▶ _REQUIRED ACTION 1_: Name every place mentioned in the blog post about lean software development with Sinatra.
▶ _REQUIRED ACTION 2_: Carry on writing the blog post about lean software development with Sinatra, starting right after its last sentence.

▶ _TEXT PASSAGE_:
-- -- --

Lean Software Development with Sinatra

The past few weeks have been unbelievably great. One of the reasons why is I attended the WebGeek PH 3rd Year Anniversay in Makati. It may be one of the last ones I’d attend this year. I could travel as far as Japan for the Ruby Conference or attend the next Geekcamp in Singapore. I’ve yet to decide.

Of the things that happened, I am most happy about a paid Sinatra project. It involved consuming a web service and Resque. Thanks to the people who have hired me recently.

When you’re a bootstrapper, you might find using Sinatra is much leaner and faster than using Ruby on Rails. I think I’ve proved that recently.

There aren’t too many Sinatra evangelists out there. If you are using Ruby on Rails and you haven’t tried Sinatra, you should. It is simple and provides all the basic things you’ll need for a functional and very fast web application. I use Sinatra for weekend projects. I am busy on both Sinatra and mobile applications as I have mentioned before somewhere else. It’s my way of keeping my sanity as I work on Ruby on Rails applications.

-- -- --

▶ _SUPPLIED MATERIAL_:
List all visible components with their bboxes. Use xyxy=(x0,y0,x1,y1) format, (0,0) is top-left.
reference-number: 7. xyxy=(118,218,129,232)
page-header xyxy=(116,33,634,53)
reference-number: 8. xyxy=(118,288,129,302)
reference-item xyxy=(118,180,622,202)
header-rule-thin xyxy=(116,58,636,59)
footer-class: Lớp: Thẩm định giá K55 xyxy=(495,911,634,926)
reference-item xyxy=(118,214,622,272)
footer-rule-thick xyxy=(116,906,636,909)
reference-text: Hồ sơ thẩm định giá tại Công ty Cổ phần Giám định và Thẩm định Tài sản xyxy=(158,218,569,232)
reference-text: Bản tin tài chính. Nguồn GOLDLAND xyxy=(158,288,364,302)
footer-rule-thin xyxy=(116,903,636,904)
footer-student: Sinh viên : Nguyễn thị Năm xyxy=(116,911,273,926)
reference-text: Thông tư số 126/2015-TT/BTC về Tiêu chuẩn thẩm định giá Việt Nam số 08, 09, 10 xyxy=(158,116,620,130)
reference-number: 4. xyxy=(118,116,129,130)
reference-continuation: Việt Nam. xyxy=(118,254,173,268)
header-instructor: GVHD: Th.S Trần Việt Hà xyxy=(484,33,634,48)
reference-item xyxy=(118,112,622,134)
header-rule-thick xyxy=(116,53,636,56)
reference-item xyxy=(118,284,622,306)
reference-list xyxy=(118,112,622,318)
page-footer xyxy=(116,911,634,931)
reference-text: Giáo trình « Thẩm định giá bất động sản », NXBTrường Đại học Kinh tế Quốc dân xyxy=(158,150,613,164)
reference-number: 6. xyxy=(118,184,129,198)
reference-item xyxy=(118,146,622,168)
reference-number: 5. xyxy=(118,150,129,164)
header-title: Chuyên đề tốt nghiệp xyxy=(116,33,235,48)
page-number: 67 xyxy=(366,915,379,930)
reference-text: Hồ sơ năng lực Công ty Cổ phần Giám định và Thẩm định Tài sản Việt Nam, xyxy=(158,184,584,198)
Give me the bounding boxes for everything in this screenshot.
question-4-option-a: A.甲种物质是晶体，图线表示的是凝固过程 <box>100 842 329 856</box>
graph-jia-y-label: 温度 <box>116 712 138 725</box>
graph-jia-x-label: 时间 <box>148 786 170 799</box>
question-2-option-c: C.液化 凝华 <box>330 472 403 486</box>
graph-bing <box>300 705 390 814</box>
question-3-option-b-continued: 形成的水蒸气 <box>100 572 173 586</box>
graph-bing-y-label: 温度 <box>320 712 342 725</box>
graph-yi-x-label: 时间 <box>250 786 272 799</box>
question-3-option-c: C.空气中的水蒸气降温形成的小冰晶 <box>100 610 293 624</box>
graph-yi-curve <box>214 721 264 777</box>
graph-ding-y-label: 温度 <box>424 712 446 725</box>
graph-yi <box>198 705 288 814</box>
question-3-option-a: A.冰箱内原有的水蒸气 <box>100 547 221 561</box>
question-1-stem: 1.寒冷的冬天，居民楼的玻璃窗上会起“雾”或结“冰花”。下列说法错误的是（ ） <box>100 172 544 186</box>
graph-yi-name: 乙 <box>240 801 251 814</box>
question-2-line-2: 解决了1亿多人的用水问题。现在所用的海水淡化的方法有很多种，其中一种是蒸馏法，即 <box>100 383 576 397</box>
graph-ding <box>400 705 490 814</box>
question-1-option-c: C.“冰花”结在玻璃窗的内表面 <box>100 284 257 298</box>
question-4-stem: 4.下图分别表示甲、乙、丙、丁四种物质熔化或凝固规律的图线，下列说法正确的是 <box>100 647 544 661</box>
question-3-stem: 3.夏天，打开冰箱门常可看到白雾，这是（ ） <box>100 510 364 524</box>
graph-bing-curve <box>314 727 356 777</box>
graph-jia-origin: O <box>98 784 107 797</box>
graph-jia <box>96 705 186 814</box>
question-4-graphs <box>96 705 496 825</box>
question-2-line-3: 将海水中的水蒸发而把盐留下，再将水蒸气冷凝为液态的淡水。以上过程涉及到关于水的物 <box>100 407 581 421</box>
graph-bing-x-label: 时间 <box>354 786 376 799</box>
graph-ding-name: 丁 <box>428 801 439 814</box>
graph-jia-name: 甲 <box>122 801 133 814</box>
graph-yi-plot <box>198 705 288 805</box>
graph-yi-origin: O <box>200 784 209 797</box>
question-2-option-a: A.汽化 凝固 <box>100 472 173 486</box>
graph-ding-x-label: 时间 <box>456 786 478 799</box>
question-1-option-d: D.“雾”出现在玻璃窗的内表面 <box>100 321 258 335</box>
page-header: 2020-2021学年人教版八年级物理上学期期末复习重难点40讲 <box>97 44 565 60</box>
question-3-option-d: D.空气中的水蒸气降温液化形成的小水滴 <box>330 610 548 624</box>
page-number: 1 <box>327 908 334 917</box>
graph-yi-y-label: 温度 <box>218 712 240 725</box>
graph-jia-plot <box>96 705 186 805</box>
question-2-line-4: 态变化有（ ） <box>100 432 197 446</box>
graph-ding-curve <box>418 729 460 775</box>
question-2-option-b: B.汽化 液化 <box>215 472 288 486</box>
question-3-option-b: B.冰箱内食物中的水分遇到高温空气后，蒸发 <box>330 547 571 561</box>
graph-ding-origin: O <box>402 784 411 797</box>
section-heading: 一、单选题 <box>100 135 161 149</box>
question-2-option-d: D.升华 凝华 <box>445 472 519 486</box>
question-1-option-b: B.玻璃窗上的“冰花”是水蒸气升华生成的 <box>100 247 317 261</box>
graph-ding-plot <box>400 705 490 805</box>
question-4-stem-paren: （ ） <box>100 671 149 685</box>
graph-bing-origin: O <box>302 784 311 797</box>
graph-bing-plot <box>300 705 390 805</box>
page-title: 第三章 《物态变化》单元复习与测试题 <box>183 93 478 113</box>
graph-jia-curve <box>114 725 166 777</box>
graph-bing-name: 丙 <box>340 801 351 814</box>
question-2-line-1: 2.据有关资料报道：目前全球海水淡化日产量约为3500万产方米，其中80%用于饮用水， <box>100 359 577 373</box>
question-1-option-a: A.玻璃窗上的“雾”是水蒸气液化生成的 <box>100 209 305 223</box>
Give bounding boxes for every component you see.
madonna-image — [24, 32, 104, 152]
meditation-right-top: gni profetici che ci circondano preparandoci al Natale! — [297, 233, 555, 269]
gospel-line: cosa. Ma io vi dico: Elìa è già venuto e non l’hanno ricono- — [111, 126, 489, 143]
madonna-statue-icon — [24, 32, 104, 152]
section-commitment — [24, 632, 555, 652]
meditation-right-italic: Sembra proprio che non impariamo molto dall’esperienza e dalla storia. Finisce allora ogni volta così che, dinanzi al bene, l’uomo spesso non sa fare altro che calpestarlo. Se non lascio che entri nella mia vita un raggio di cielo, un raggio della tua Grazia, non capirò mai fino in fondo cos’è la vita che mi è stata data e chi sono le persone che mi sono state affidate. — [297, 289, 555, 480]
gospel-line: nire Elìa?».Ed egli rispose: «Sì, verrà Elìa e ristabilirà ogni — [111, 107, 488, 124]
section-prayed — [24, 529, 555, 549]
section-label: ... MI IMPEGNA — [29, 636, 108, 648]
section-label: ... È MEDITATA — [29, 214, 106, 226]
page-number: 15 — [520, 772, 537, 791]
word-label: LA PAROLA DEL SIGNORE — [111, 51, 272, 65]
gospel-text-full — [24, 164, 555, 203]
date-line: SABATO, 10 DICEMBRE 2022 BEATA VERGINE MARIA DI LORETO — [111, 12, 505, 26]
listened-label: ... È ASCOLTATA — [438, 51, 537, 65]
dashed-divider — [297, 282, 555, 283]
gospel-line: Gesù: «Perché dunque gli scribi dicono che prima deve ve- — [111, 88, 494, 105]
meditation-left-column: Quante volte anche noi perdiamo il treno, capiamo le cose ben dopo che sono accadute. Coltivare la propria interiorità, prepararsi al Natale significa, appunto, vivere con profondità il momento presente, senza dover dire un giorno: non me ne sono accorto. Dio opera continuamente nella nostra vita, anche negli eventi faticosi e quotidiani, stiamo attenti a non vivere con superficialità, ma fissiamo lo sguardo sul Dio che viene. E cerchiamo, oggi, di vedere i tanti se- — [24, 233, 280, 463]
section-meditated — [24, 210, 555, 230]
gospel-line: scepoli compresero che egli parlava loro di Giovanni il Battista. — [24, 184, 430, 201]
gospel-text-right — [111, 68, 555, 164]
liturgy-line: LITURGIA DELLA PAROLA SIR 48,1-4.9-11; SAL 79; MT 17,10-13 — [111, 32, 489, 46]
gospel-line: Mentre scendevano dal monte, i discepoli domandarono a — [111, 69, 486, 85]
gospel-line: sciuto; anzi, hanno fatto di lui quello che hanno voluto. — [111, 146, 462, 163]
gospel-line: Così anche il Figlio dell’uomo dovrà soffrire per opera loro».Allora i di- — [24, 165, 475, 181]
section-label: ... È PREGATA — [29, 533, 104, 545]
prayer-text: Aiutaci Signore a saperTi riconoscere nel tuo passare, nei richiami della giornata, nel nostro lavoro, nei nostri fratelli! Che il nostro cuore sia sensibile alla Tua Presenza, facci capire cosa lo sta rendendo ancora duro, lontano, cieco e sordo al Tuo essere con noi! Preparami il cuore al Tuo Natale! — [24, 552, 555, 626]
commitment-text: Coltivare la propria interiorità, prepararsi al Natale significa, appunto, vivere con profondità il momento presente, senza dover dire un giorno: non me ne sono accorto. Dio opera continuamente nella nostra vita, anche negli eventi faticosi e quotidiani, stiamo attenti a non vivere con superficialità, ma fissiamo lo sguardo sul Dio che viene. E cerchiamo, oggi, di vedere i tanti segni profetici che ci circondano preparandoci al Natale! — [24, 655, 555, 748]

-- -- --

▶ _RESULT 1_: Makati, Japan, Singapore

▶ _RESULT 2_:
Organized Sinatra Routes

Now here’s a basic Sinatra template I started. I called it “Simple Sinatra MVC” and it is available on github.com/kathgironpe/simple-sinatra-mvc

It’s a work-in-progress and I want to contribute more changes but I just wanted to provide something basic.

If you know Ruby on Rails, you can create controllers or routes within app/controllers.

At the moment, I use register to make that possible.


module Sinatra
  module Pages
    def self.registered(app)
      app.get '/' do
        readme = './README.md'
        text = File.open(readme) { |f| f.read }
        text = text.force_encoding("UTF-8")
        text = text.match(/Welcome.*$/m)[0] if text['Welcome']
        text = text.match(/(.*)History$/m)[1] if text['History']

        @text = Maruku.new(text).to_html
        haml "pages/index".to_sym
      end
    end
  end
  register Pages
end

Simple Test Frameworks

By working on Sinatra web apps, I learned to appreciate minitest and rack-test. Minitest is Ruby 1.9’s test framework. It’s simple enough. But most of the time I still use and prefer RSpec.

require_relative '../test_helper'

class HomeTest < MiniTest::Unit::TestCase

  include Rack::Test::Methods

  def app() Sinatra::Application end

  def test_hello_world
    get '/'
    assert last_response.ok?
    assert last_response.body.include?('Test String'), "Should include Test String"
  end
end

A Lot of Things Missing

I admit there’s a lot of things missing. When you spend time working on those necessary things missing, it’s no longer lean software development. This is why I wish there were more open source contributors. I think it’s valuable to contribute to open source and do code reading and code reviews.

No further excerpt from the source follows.